*WORK TO DO*
Reproduce all of the material word for word.

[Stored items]
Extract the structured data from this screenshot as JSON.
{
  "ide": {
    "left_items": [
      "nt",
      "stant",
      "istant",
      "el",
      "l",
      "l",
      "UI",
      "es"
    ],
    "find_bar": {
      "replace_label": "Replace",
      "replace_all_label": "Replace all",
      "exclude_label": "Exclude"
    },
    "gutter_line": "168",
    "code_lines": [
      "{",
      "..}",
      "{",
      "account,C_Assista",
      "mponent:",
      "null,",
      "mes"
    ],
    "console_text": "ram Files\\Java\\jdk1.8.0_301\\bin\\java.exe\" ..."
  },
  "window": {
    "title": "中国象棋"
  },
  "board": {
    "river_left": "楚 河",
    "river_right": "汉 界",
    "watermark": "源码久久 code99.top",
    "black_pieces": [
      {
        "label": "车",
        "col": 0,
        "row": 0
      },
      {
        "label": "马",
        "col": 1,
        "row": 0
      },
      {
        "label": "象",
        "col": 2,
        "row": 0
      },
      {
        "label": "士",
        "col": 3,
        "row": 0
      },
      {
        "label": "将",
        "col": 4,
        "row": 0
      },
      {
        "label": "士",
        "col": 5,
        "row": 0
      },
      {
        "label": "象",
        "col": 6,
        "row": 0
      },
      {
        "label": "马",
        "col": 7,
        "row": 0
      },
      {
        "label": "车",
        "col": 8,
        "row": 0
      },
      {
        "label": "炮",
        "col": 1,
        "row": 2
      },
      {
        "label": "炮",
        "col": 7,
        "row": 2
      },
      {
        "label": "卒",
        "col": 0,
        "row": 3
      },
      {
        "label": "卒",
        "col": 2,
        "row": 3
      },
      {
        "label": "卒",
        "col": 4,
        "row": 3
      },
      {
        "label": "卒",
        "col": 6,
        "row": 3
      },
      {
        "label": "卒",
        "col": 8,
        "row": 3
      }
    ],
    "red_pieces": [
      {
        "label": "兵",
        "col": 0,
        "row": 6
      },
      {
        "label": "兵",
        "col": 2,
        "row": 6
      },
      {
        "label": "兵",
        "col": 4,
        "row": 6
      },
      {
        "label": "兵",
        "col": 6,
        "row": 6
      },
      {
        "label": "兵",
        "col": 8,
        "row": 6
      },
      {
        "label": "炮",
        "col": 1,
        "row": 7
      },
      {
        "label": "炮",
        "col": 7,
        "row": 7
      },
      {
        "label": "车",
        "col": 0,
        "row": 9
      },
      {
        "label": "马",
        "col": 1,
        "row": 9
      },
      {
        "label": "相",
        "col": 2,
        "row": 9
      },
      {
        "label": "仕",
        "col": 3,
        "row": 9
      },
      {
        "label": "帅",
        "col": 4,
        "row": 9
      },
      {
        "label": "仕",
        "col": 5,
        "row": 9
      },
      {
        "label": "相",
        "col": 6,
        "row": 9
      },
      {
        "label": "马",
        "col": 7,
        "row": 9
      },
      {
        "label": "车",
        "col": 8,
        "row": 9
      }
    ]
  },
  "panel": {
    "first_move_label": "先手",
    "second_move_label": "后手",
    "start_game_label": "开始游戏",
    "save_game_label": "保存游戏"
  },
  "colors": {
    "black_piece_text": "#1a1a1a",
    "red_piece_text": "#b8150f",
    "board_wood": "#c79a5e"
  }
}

*TASK ANSWER*
Extract the structured data from this screenshot as JSON.
{
  "ide": {
    "left_items": [
      "nt",
      "stant",
      "istant",
      "el",
      "l",
      "l",
      "UI",
      "es"
    ],
    "find_bar": {
      "replace_label": "Replace",
      "replace_all_label": "Replace all",
      "exclude_label": "Exclude"
    },
    "gutter_line": "168",
    "code_lines": [
      "{",
      "..}",
      "{",
      "account,C_Assista",
      "mponent:",
      "null,",
      "mes"
    ],
    "console_text": "ram Files\\Java\\jdk1.8.0_301\\bin\\java.exe\" ..."
  },
  "window": {
    "title": "中国象棋"
  },
  "board": {
    "river_left": "楚 河",
    "river_right": "汉 界",
    "watermark": "源码久久 code99.top",
    "black_pieces": [
      {
        "label": "车",
        "col": 0,
        "row": 0
      },
      {
        "label": "马",
        "col": 1,
        "row": 0
      },
      {
        "label": "象",
        "col": 2,
        "row": 0
      },
      {
        "label": "士",
        "col": 3,
        "row": 0
      },
      {
        "label": "将",
        "col": 4,
        "row": 0
      },
      {
        "label": "士",
        "col": 5,
        "row": 0
      },
      {
        "label": "象",
        "col": 6,
        "row": 0
      },
      {
        "label": "马",
        "col": 7,
        "row": 0
      },
      {
        "label": "车",
        "col": 8,
        "row": 0
      },
      {
        "label": "炮",
        "col": 1,
        "row": 2
      },
      {
        "label": "炮",
        "col": 7,
        "row": 2
      },
      {
        "label": "卒",
        "col": 0,
        "row": 3
      },
      {
        "label": "卒",
        "col": 2,
        "row": 3
      },
      {
        "label": "卒",
        "col": 4,
        "row": 3
      },
      {
        "label": "卒",
        "col": 6,
        "row": 3
      },
      {
        "label": "卒",
        "col": 8,
        "row": 3
      }
    ],
    "red_pieces": [
      {
        "label": "兵",
        "col": 0,
        "row": 6
      },
      {
        "label": "兵",
        "col": 2,
        "row": 6
      },
      {
        "label": "兵",
        "col": 4,
        "row": 6
      },
      {
        "label": "兵",
        "col": 6,
        "row": 6
      },
      {
        "label": "兵",
        "col": 8,
        "row": 6
      },
      {
        "label": "炮",
        "col": 1,
        "row": 7
      },
      {
        "label": "炮",
        "col": 7,
        "row": 7
      },
      {
        "label": "车",
        "col": 0,
        "row": 9
      },
      {
        "label": "马",
        "col": 1,
        "row": 9
      },
      {
        "label": "相",
        "col": 2,
        "row": 9
      },
      {
        "label": "仕",
        "col": 3,
        "row": 9
      },
      {
        "label": "帅",
        "col": 4,
        "row": 9
      },
      {
        "label": "仕",
        "col": 5,
        "row": 9
      },
      {
        "label": "相",
        "col": 6,
        "row": 9
      },
      {
        "label": "马",
        "col": 7,
        "row": 9
      },
      {
        "label": "车",
        "col": 8,
        "row": 9
      }
    ]
  },
  "panel": {
    "first_move_label": "先手",
    "second_move_label": "后手",
    "start_game_label": "开始游戏",
    "save_game_label": "保存游戏"
  },
  "colors": {
    "black_piece_text": "#1a1a1a",
    "red_piece_text": "#b8150f",
    "board_wood": "#c79a5e"
  }
}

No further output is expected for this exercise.